WHAT THIS EXERCISE ASKS:
• a. Which proper names appear in the blog post after its title, "You'll Have Your Eye Out With That"? List each one once.
• b. Answer these questions about the blog post:
(i) On what date was the post published?
(ii) What website does the blog header mention?
(iii) In Contact, what did Jodie Foster use to discover aliens?
• c. Retype the part of the blog post starting with "Sunday, 27 March" and going on through "thing even exists.".

DOCUMENT EXTRACT:
####################

Follow the reluctant adventures in the life of a Welsh astrophysicist sent around the world for some reason, wherein I photograph potatoes and destroy galaxies in the name of science. And don't forget about my website, www.rhysy.net



Sunday, 27 March 2016

You'll Have Your Eye Out With That


William of Ockham said no such thing. Jodie Foster said it in Contact, but then, Jodie Foster discovered aliens in Contact by using headphones connected to the Very Large Array.  So perhaps we shouldn't take Jodie Foster in Contact as an unimpeachable scientific authority, if such a thing even exists.

What's now called Occam's Razor has been stated in many different ways throughout history and even in the future :


Unfortunately, while "the simplest explanation tends to be the right one" has become much the most popularised version of the Razor it's also, perhaps, the worst version. Like any sharp pointy implement, the Razor is an extremely useful tool but it needs to be properly handled. If you run around with it slashing willy-nilly at complex theories, you will - as mum used to say - have someone's eye out with that.

####################

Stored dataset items
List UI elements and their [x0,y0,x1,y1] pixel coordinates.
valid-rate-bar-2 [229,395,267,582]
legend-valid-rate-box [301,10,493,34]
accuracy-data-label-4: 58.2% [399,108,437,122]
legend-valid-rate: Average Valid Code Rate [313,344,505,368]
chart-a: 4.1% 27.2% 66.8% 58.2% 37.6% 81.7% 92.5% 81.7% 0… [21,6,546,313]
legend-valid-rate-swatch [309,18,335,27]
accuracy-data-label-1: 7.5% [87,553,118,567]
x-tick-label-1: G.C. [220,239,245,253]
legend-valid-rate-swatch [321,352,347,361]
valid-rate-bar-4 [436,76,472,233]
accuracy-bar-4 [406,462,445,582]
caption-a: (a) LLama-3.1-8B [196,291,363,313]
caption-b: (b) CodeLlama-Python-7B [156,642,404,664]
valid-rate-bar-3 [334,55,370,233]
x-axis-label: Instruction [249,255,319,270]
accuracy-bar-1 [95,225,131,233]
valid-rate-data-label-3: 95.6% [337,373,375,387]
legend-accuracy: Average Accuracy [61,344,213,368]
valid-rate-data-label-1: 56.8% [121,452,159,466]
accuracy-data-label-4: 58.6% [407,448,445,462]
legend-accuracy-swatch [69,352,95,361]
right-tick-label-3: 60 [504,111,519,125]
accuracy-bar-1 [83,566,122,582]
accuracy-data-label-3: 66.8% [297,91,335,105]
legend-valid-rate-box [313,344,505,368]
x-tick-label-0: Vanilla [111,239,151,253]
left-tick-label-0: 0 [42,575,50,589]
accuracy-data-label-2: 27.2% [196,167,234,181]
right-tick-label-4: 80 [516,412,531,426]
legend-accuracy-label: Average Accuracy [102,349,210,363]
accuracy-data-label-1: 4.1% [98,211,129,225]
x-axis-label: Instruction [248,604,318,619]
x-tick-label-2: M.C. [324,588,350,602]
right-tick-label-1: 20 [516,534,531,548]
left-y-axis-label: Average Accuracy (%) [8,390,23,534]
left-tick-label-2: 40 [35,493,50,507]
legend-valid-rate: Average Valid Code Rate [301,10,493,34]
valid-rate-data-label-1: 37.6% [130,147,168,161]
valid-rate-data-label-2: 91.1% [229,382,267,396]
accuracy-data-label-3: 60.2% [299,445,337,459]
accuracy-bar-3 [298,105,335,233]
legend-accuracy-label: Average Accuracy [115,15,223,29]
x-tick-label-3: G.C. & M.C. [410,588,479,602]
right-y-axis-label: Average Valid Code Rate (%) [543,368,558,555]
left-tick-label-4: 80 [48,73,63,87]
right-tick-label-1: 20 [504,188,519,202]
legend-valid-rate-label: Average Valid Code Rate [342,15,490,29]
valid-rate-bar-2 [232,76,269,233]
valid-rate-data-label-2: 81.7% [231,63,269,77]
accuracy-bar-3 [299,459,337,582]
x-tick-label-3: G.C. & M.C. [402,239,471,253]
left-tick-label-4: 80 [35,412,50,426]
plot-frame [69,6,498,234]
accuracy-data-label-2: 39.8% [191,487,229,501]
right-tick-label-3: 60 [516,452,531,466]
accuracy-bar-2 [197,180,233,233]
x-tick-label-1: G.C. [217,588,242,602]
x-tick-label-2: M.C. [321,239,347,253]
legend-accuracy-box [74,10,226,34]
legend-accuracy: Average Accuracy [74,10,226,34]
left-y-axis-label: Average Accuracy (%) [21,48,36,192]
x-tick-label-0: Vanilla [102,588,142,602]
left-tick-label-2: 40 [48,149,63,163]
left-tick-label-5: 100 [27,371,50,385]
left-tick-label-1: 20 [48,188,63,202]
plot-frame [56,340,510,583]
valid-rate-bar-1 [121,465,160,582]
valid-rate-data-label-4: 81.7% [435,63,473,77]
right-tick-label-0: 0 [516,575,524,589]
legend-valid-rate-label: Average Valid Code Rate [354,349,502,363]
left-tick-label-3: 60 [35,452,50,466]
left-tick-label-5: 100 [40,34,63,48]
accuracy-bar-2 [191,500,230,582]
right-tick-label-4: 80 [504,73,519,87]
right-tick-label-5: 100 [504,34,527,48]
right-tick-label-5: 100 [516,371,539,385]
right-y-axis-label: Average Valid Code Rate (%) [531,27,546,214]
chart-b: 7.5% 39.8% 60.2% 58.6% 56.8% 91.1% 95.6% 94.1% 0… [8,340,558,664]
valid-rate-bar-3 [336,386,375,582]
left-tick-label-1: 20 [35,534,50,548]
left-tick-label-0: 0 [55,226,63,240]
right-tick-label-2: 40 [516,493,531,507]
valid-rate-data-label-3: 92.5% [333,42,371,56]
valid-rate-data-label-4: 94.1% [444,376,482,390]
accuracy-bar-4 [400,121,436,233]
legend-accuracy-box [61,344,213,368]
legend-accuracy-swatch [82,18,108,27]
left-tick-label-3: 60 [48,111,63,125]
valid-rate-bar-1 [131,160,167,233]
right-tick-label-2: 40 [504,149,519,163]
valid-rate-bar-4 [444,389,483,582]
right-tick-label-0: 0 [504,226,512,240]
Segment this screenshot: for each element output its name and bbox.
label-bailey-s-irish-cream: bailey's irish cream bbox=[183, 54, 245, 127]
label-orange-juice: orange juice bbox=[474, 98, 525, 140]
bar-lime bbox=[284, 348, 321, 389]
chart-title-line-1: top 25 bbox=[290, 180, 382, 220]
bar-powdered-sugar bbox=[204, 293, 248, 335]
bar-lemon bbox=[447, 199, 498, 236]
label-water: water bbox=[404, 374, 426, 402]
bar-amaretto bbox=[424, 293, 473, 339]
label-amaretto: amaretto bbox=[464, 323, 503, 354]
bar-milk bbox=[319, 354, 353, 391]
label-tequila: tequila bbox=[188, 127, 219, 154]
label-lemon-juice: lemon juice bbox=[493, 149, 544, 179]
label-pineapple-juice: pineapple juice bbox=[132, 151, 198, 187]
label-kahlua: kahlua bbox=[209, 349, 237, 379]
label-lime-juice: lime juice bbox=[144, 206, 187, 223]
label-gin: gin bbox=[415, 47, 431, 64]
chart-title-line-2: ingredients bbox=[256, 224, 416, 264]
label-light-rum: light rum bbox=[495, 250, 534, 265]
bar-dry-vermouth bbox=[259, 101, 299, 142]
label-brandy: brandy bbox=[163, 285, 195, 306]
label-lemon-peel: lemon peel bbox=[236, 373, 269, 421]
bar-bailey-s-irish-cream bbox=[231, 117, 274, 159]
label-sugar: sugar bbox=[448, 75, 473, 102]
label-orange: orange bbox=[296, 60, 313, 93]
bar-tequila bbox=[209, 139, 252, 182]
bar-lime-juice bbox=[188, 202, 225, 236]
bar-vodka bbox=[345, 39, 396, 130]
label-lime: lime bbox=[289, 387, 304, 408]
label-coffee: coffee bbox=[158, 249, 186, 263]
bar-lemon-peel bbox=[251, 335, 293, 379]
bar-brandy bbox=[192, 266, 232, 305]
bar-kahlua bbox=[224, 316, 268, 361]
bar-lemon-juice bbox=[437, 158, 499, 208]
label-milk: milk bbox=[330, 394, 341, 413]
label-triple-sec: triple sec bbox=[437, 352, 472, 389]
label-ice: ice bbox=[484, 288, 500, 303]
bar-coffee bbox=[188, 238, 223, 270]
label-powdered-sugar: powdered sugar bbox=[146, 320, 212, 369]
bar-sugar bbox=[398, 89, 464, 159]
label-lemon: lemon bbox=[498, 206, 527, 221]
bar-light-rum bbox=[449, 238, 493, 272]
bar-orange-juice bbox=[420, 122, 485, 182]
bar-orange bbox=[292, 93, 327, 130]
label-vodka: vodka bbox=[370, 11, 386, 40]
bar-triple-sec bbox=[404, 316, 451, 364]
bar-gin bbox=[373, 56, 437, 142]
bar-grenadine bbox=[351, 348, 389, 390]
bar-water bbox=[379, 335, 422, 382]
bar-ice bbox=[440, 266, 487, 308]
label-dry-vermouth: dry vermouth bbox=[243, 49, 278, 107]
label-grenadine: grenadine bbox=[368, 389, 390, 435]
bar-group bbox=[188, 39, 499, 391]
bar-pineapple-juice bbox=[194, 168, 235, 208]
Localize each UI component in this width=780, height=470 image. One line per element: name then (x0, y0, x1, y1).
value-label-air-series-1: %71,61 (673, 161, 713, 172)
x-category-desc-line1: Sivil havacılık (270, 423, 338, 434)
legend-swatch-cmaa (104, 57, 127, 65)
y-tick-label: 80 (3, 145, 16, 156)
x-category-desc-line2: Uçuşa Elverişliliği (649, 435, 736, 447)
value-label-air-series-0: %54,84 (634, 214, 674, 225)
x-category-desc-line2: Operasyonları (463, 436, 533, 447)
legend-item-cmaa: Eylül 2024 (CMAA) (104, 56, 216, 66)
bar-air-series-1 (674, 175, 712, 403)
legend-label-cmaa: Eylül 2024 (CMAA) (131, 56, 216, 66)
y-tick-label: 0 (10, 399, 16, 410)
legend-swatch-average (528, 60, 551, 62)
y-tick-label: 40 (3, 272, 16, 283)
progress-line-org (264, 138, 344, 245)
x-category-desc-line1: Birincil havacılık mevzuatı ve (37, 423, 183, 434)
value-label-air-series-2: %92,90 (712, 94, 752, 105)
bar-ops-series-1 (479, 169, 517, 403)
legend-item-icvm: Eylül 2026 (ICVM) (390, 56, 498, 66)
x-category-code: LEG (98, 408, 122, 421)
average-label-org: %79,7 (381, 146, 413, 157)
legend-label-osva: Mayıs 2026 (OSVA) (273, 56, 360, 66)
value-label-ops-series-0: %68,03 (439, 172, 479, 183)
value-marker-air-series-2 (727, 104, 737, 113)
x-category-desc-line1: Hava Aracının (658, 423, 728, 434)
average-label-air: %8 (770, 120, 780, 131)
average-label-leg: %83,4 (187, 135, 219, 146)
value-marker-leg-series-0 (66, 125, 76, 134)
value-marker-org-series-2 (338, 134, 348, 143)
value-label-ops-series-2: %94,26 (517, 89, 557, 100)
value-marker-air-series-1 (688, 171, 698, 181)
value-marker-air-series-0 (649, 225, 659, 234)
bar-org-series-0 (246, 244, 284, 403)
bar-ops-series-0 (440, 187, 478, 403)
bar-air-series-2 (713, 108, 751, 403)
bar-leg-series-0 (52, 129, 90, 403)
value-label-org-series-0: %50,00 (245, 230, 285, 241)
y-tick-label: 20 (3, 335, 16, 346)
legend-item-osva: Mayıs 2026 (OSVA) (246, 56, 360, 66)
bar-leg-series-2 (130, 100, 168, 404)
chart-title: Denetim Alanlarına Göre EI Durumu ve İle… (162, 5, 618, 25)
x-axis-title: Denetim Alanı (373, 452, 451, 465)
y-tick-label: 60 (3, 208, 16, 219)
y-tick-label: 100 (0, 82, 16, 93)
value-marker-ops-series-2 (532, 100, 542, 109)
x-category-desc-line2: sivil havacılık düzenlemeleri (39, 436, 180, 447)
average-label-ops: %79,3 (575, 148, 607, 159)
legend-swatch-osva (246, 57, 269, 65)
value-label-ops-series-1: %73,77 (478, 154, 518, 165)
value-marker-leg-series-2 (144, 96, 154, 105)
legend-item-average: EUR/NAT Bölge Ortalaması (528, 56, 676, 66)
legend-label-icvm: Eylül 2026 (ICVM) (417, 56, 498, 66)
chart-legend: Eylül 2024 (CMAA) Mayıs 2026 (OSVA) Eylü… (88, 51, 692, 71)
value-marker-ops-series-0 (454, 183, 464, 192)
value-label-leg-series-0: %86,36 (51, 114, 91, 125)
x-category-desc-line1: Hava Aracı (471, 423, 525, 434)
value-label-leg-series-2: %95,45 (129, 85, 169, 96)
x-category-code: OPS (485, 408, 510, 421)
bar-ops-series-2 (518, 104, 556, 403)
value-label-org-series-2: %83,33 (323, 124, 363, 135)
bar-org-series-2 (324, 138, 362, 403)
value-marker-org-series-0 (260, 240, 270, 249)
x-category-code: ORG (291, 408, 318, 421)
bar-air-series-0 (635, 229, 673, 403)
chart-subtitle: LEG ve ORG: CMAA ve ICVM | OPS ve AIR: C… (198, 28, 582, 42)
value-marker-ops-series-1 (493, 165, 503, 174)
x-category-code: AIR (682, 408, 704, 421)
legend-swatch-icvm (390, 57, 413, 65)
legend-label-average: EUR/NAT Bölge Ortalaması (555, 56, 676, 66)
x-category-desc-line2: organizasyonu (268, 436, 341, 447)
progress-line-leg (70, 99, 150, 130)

####################

RESULTS OF THE TASKS:
• a. William of Ockham, Jodie Foster, Contact, Very Large Array, Occam's Razor

• b.
(i) Sunday, 27 March 2016
(ii) www.rhysy.net
(iii) Headphones connected to the Very Large Array

• c.
Sunday, 27 March 2016

You'll Have Your Eye Out With That


William of Ockham said no such thing. Jodie Foster said it in Contact, but then, Jodie Foster discovered aliens in Contact by using headphones connected to the Very Large Array.  So perhaps we shouldn't take Jodie Foster in Contact as an unimpeachable scientific authority, if such a thing even exists.